## DIRECTION
Look through the material below and count the lines with the string "individuale". Report only the count.

## INPUT FOR THIS TASK
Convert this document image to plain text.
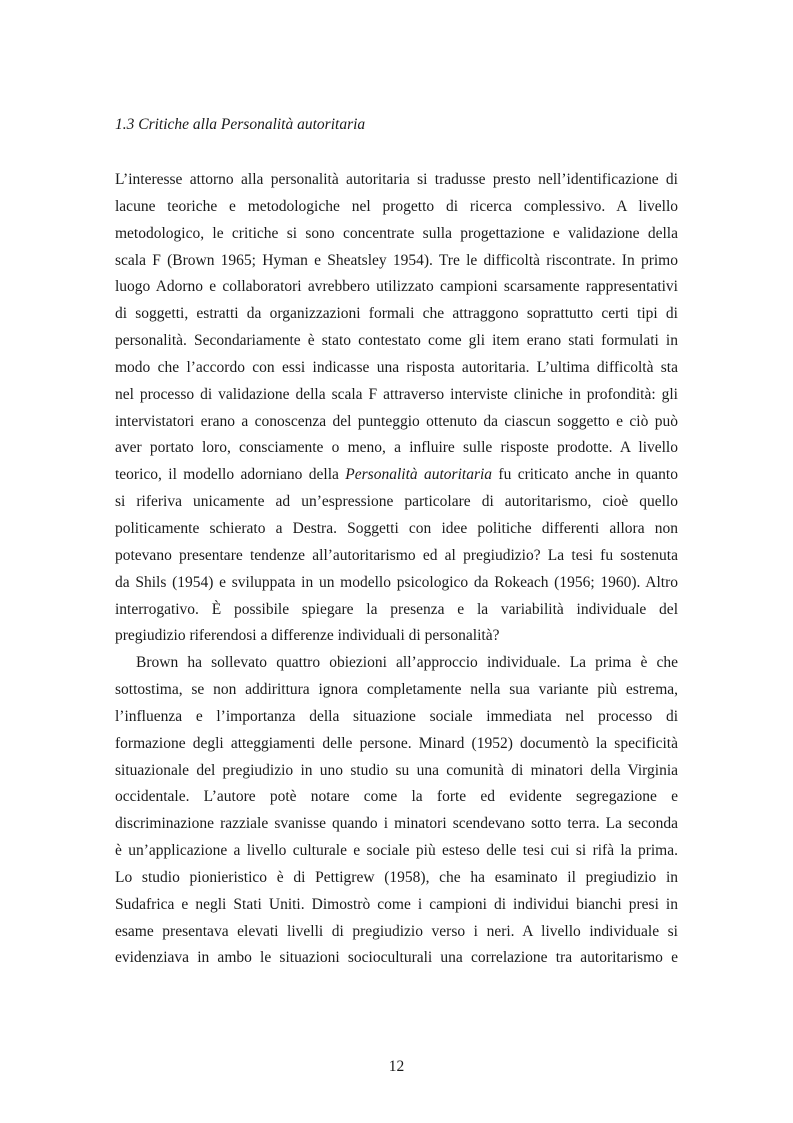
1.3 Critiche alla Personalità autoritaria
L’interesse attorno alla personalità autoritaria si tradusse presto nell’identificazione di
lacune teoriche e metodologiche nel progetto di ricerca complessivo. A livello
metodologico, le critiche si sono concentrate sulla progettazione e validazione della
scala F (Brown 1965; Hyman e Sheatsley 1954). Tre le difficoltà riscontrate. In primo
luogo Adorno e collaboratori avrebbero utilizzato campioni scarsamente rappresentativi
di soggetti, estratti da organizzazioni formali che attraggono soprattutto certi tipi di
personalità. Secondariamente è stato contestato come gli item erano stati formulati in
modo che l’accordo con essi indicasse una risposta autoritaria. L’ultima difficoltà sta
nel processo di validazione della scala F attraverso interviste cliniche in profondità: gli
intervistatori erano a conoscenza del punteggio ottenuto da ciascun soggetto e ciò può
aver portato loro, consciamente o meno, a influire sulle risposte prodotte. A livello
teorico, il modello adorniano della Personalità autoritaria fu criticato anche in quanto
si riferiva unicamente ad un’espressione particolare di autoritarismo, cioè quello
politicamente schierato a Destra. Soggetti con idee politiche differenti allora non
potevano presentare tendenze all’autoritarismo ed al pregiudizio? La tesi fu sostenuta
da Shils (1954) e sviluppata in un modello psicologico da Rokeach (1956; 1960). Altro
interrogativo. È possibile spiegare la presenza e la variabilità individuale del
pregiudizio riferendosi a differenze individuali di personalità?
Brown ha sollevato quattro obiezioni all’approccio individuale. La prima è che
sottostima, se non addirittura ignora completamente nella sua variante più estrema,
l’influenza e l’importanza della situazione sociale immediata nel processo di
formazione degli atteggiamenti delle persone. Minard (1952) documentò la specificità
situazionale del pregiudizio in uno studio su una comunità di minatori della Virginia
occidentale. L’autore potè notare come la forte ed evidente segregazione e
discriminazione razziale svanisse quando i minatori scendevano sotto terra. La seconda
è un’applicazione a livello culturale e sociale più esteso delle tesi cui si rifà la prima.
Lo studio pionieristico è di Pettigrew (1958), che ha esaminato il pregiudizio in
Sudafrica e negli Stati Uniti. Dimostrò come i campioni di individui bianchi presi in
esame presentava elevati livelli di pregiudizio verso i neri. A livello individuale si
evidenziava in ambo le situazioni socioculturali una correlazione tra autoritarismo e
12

## RESPONSE FOR THIS EXERCISE
3